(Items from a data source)

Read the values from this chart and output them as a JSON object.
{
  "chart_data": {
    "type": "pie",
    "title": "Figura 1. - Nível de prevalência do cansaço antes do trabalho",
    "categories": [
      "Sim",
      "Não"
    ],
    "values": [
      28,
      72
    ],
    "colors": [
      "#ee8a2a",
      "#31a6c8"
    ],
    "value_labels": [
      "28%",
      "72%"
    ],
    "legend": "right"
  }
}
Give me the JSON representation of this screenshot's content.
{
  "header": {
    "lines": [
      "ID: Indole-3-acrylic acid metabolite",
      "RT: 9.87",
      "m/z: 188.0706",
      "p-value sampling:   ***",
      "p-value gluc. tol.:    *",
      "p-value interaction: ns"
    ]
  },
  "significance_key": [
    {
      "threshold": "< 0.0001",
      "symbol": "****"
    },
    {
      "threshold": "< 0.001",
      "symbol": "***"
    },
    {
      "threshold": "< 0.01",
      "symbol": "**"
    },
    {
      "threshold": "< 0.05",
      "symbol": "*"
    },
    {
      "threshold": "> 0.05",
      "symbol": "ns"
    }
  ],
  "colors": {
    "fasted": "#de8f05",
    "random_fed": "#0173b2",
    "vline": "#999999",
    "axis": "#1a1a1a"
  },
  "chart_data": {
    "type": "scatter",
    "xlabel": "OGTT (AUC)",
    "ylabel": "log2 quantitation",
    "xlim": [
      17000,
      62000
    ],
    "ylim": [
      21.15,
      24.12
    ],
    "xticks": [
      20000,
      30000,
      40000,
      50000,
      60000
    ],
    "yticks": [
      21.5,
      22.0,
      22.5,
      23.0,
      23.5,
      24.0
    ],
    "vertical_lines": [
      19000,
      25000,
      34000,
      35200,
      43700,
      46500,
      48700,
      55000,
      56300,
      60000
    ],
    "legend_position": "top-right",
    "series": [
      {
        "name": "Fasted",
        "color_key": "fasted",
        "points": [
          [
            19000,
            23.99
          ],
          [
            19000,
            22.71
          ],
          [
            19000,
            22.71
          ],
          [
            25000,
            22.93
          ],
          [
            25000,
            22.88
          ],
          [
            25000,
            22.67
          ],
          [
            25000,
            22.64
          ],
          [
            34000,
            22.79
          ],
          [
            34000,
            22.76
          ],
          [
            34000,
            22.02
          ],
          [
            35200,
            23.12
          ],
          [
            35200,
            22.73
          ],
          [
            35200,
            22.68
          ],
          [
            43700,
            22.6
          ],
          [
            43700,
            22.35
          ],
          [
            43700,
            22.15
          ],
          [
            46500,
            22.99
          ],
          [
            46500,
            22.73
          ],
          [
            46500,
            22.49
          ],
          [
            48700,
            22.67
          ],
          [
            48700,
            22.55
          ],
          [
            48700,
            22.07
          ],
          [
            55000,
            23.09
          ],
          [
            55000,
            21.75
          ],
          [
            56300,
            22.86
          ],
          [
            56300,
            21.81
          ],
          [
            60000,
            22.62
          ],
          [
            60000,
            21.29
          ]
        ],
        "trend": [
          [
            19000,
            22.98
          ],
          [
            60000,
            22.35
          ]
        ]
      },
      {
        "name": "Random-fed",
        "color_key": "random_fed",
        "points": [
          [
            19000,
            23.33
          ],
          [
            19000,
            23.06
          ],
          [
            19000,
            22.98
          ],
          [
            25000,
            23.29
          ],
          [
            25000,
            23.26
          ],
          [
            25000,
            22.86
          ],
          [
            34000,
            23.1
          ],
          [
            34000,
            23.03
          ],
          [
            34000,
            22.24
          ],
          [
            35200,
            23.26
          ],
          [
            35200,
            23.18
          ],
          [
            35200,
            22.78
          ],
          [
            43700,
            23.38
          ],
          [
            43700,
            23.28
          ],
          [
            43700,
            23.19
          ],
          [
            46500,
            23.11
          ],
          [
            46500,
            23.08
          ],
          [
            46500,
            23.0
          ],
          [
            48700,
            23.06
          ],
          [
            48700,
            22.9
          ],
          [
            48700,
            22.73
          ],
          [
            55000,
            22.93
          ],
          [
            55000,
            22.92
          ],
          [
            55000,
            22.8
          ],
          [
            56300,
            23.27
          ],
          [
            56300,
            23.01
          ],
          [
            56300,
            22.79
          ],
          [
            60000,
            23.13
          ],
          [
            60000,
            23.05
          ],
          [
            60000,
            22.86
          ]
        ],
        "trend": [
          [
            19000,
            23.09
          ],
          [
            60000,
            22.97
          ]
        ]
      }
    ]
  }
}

Your task:
Faithfully transcribe the whole of the data.

The completed task:
Read the values from this chart and output them as a JSON object.
{
  "chart_data": {
    "type": "pie",
    "title": "Figura 1. - Nível de prevalência do cansaço antes do trabalho",
    "categories": [
      "Sim",
      "Não"
    ],
    "values": [
      28,
      72
    ],
    "colors": [
      "#ee8a2a",
      "#31a6c8"
    ],
    "value_labels": [
      "28%",
      "72%"
    ],
    "legend": "right"
  }
}
Give me the JSON representation of this screenshot's content.
{
  "header": {
    "lines": [
      "ID: Indole-3-acrylic acid metabolite",
      "RT: 9.87",
      "m/z: 188.0706",
      "p-value sampling:   ***",
      "p-value gluc. tol.:    *",
      "p-value interaction: ns"
    ]
  },
  "significance_key": [
    {
      "threshold": "< 0.0001",
      "symbol": "****"
    },
    {
      "threshold": "< 0.001",
      "symbol": "***"
    },
    {
      "threshold": "< 0.01",
      "symbol": "**"
    },
    {
      "threshold": "< 0.05",
      "symbol": "*"
    },
    {
      "threshold": "> 0.05",
      "symbol": "ns"
    }
  ],
  "colors": {
    "fasted": "#de8f05",
    "random_fed": "#0173b2",
    "vline": "#999999",
    "axis": "#1a1a1a"
  },
  "chart_data": {
    "type": "scatter",
    "xlabel": "OGTT (AUC)",
    "ylabel": "log2 quantitation",
    "xlim": [
      17000,
      62000
    ],
    "ylim": [
      21.15,
      24.12
    ],
    "xticks": [
      20000,
      30000,
      40000,
      50000,
      60000
    ],
    "yticks": [
      21.5,
      22.0,
      22.5,
      23.0,
      23.5,
      24.0
    ],
    "vertical_lines": [
      19000,
      25000,
      34000,
      35200,
      43700,
      46500,
      48700,
      55000,
      56300,
      60000
    ],
    "legend_position": "top-right",
    "series": [
      {
        "name": "Fasted",
        "color_key": "fasted",
        "points": [
          [
            19000,
            23.99
          ],
          [
            19000,
            22.71
          ],
          [
            19000,
            22.71
          ],
          [
            25000,
            22.93
          ],
          [
            25000,
            22.88
          ],
          [
            25000,
            22.67
          ],
          [
            25000,
            22.64
          ],
          [
            34000,
            22.79
          ],
          [
            34000,
            22.76
          ],
          [
            34000,
            22.02
          ],
          [
            35200,
            23.12
          ],
          [
            35200,
            22.73
          ],
          [
            35200,
            22.68
          ],
          [
            43700,
            22.6
          ],
          [
            43700,
            22.35
          ],
          [
            43700,
            22.15
          ],
          [
            46500,
            22.99
          ],
          [
            46500,
            22.73
          ],
          [
            46500,
            22.49
          ],
          [
            48700,
            22.67
          ],
          [
            48700,
            22.55
          ],
          [
            48700,
            22.07
          ],
          [
            55000,
            23.09
          ],
          [
            55000,
            21.75
          ],
          [
            56300,
            22.86
          ],
          [
            56300,
            21.81
          ],
          [
            60000,
            22.62
          ],
          [
            60000,
            21.29
          ]
        ],
        "trend": [
          [
            19000,
            22.98
          ],
          [
            60000,
            22.35
          ]
        ]
      },
      {
        "name": "Random-fed",
        "color_key": "random_fed",
        "points": [
          [
            19000,
            23.33
          ],
          [
            19000,
            23.06
          ],
          [
            19000,
            22.98
          ],
          [
            25000,
            23.29
          ],
          [
            25000,
            23.26
          ],
          [
            25000,
            22.86
          ],
          [
            34000,
            23.1
          ],
          [
            34000,
            23.03
          ],
          [
            34000,
            22.24
          ],
          [
            35200,
            23.26
          ],
          [
            35200,
            23.18
          ],
          [
            35200,
            22.78
          ],
          [
            43700,
            23.38
          ],
          [
            43700,
            23.28
          ],
          [
            43700,
            23.19
          ],
          [
            46500,
            23.11
          ],
          [
            46500,
            23.08
          ],
          [
            46500,
            23.0
          ],
          [
            48700,
            23.06
          ],
          [
            48700,
            22.9
          ],
          [
            48700,
            22.73
          ],
          [
            55000,
            22.93
          ],
          [
            55000,
            22.92
          ],
          [
            55000,
            22.8
          ],
          [
            56300,
            23.27
          ],
          [
            56300,
            23.01
          ],
          [
            56300,
            22.79
          ],
          [
            60000,
            23.13
          ],
          [
            60000,
            23.05
          ],
          [
            60000,
            22.86
          ]
        ],
        "trend": [
          [
            19000,
            23.09
          ],
          [
            60000,
            22.97
          ]
        ]
      }
    ]
  }
}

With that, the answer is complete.